"""

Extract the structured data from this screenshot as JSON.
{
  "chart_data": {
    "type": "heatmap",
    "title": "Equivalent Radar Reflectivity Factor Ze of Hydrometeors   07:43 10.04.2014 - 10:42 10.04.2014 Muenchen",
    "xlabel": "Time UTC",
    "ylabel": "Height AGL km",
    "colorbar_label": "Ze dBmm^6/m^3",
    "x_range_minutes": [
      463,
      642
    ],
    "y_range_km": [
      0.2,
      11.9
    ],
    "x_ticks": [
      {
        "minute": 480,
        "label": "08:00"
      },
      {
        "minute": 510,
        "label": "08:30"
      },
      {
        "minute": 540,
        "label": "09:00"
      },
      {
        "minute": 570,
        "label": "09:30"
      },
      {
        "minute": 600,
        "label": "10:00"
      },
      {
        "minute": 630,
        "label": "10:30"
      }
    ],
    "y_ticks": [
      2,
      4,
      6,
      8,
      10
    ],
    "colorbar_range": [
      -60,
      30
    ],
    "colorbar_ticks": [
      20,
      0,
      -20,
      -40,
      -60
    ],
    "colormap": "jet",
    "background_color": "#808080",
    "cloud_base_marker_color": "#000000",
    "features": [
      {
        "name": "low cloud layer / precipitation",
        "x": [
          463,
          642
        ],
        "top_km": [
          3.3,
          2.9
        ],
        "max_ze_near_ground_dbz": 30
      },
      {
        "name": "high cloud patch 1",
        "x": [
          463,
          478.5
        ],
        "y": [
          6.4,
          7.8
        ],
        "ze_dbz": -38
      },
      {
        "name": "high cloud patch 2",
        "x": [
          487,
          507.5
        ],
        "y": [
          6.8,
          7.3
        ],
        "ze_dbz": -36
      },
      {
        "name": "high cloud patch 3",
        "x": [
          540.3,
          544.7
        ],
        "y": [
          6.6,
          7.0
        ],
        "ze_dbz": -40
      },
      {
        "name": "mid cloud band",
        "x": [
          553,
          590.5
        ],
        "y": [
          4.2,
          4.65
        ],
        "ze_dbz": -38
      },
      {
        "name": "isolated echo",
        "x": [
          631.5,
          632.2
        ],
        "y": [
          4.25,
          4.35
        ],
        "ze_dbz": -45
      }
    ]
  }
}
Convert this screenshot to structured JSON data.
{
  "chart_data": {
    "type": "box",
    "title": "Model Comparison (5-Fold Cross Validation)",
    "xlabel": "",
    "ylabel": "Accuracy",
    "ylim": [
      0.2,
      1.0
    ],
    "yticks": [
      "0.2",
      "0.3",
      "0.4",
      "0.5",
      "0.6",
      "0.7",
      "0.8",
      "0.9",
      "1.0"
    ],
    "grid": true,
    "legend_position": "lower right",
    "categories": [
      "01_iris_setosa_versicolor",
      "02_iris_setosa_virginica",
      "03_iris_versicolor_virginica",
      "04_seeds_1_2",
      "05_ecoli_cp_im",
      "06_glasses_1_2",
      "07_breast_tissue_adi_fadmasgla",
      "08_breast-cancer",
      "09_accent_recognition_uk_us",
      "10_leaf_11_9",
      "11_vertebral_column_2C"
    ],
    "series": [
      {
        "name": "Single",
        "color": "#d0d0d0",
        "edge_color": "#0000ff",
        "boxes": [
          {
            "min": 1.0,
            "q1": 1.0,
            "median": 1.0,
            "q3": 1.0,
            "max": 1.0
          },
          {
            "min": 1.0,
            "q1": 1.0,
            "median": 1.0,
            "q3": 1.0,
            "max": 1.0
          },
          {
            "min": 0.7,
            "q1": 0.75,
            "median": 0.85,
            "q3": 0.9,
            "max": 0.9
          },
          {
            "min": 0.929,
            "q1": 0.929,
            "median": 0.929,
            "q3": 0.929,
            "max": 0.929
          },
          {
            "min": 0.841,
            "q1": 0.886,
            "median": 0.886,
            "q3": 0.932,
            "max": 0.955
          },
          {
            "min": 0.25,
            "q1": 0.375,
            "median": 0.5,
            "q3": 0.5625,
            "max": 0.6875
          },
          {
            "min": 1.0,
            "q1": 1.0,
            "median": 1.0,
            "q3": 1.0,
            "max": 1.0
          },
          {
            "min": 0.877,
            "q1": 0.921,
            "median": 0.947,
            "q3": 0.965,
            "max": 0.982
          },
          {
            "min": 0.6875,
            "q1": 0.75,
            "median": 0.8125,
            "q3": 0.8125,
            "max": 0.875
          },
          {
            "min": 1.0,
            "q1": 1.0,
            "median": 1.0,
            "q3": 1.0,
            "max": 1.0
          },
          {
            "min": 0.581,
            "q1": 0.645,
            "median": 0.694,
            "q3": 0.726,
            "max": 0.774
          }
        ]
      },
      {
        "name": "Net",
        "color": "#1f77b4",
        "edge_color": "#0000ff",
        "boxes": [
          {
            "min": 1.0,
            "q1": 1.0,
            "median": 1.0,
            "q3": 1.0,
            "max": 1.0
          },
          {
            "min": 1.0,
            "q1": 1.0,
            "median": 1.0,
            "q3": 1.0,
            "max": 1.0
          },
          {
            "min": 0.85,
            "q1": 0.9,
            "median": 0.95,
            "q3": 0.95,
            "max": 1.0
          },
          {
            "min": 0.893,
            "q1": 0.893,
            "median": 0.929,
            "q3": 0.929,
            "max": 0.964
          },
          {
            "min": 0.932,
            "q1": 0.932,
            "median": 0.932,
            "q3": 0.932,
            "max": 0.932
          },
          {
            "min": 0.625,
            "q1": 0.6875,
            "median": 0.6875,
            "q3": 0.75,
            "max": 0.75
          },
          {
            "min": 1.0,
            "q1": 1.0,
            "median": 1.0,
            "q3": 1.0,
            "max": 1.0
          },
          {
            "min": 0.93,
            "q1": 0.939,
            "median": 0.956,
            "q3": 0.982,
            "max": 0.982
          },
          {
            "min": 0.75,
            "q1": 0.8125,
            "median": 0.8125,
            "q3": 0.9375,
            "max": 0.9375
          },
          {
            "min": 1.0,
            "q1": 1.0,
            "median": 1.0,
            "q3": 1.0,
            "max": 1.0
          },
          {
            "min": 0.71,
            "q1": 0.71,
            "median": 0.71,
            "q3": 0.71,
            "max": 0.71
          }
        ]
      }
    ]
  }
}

"""

• **DIRECTION**: Extract every record. Keep wording exact.

• **SOLUTION TO THIS EXERCISE**:
Extract the structured data from this screenshot as JSON.
{
  "chart_data": {
    "type": "heatmap",
    "title": "Equivalent Radar Reflectivity Factor Ze of Hydrometeors   07:43 10.04.2014 - 10:42 10.04.2014 Muenchen",
    "xlabel": "Time UTC",
    "ylabel": "Height AGL km",
    "colorbar_label": "Ze dBmm^6/m^3",
    "x_range_minutes": [
      463,
      642
    ],
    "y_range_km": [
      0.2,
      11.9
    ],
    "x_ticks": [
      {
        "minute": 480,
        "label": "08:00"
      },
      {
        "minute": 510,
        "label": "08:30"
      },
      {
        "minute": 540,
        "label": "09:00"
      },
      {
        "minute": 570,
        "label": "09:30"
      },
      {
        "minute": 600,
        "label": "10:00"
      },
      {
        "minute": 630,
        "label": "10:30"
      }
    ],
    "y_ticks": [
      2,
      4,
      6,
      8,
      10
    ],
    "colorbar_range": [
      -60,
      30
    ],
    "colorbar_ticks": [
      20,
      0,
      -20,
      -40,
      -60
    ],
    "colormap": "jet",
    "background_color": "#808080",
    "cloud_base_marker_color": "#000000",
    "features": [
      {
        "name": "low cloud layer / precipitation",
        "x": [
          463,
          642
        ],
        "top_km": [
          3.3,
          2.9
        ],
        "max_ze_near_ground_dbz": 30
      },
      {
        "name": "high cloud patch 1",
        "x": [
          463,
          478.5
        ],
        "y": [
          6.4,
          7.8
        ],
        "ze_dbz": -38
      },
      {
        "name": "high cloud patch 2",
        "x": [
          487,
          507.5
        ],
        "y": [
          6.8,
          7.3
        ],
        "ze_dbz": -36
      },
      {
        "name": "high cloud patch 3",
        "x": [
          540.3,
          544.7
        ],
        "y": [
          6.6,
          7.0
        ],
        "ze_dbz": -40
      },
      {
        "name": "mid cloud band",
        "x": [
          553,
          590.5
        ],
        "y": [
          4.2,
          4.65
        ],
        "ze_dbz": -38
      },
      {
        "name": "isolated echo",
        "x": [
          631.5,
          632.2
        ],
        "y": [
          4.25,
          4.35
        ],
        "ze_dbz": -45
      }
    ]
  }
}
Convert this screenshot to structured JSON data.
{
  "chart_data": {
    "type": "box",
    "title": "Model Comparison (5-Fold Cross Validation)",
    "xlabel": "",
    "ylabel": "Accuracy",
    "ylim": [
      0.2,
      1.0
    ],
    "yticks": [
      "0.2",
      "0.3",
      "0.4",
      "0.5",
      "0.6",
      "0.7",
      "0.8",
      "0.9",
      "1.0"
    ],
    "grid": true,
    "legend_position": "lower right",
    "categories": [
      "01_iris_setosa_versicolor",
      "02_iris_setosa_virginica",
      "03_iris_versicolor_virginica",
      "04_seeds_1_2",
      "05_ecoli_cp_im",
      "06_glasses_1_2",
      "07_breast_tissue_adi_fadmasgla",
      "08_breast-cancer",
      "09_accent_recognition_uk_us",
      "10_leaf_11_9",
      "11_vertebral_column_2C"
    ],
    "series": [
      {
        "name": "Single",
        "color": "#d0d0d0",
        "edge_color": "#0000ff",
        "boxes": [
          {
            "min": 1.0,
            "q1": 1.0,
            "median": 1.0,
            "q3": 1.0,
            "max": 1.0
          },
          {
            "min": 1.0,
            "q1": 1.0,
            "median": 1.0,
            "q3": 1.0,
            "max": 1.0
          },
          {
            "min": 0.7,
            "q1": 0.75,
            "median": 0.85,
            "q3": 0.9,
            "max": 0.9
          },
          {
            "min": 0.929,
            "q1": 0.929,
            "median": 0.929,
            "q3": 0.929,
            "max": 0.929
          },
          {
            "min": 0.841,
            "q1": 0.886,
            "median": 0.886,
            "q3": 0.932,
            "max": 0.955
          },
          {
            "min": 0.25,
            "q1": 0.375,
            "median": 0.5,
            "q3": 0.5625,
            "max": 0.6875
          },
          {
            "min": 1.0,
            "q1": 1.0,
            "median": 1.0,
            "q3": 1.0,
            "max": 1.0
          },
          {
            "min": 0.877,
            "q1": 0.921,
            "median": 0.947,
            "q3": 0.965,
            "max": 0.982
          },
          {
            "min": 0.6875,
            "q1": 0.75,
            "median": 0.8125,
            "q3": 0.8125,
            "max": 0.875
          },
          {
            "min": 1.0,
            "q1": 1.0,
            "median": 1.0,
            "q3": 1.0,
            "max": 1.0
          },
          {
            "min": 0.581,
            "q1": 0.645,
            "median": 0.694,
            "q3": 0.726,
            "max": 0.774
          }
        ]
      },
      {
        "name": "Net",
        "color": "#1f77b4",
        "edge_color": "#0000ff",
        "boxes": [
          {
            "min": 1.0,
            "q1": 1.0,
            "median": 1.0,
            "q3": 1.0,
            "max": 1.0
          },
          {
            "min": 1.0,
            "q1": 1.0,
            "median": 1.0,
            "q3": 1.0,
            "max": 1.0
          },
          {
            "min": 0.85,
            "q1": 0.9,
            "median": 0.95,
            "q3": 0.95,
            "max": 1.0
          },
          {
            "min": 0.893,
            "q1": 0.893,
            "median": 0.929,
            "q3": 0.929,
            "max": 0.964
          },
          {
            "min": 0.932,
            "q1": 0.932,
            "median": 0.932,
            "q3": 0.932,
            "max": 0.932
          },
          {
            "min": 0.625,
            "q1": 0.6875,
            "median": 0.6875,
            "q3": 0.75,
            "max": 0.75
          },
          {
            "min": 1.0,
            "q1": 1.0,
            "median": 1.0,
            "q3": 1.0,
            "max": 1.0
          },
          {
            "min": 0.93,
            "q1": 0.939,
            "median": 0.956,
            "q3": 0.982,
            "max": 0.982
          },
          {
            "min": 0.75,
            "q1": 0.8125,
            "median": 0.8125,
            "q3": 0.9375,
            "max": 0.9375
          },
          {
            "min": 1.0,
            "q1": 1.0,
            "median": 1.0,
            "q3": 1.0,
            "max": 1.0
          },
          {
            "min": 0.71,
            "q1": 0.71,
            "median": 0.71,
            "q3": 0.71,
            "max": 0.71
          }
        ]
      }
    ]
  }
}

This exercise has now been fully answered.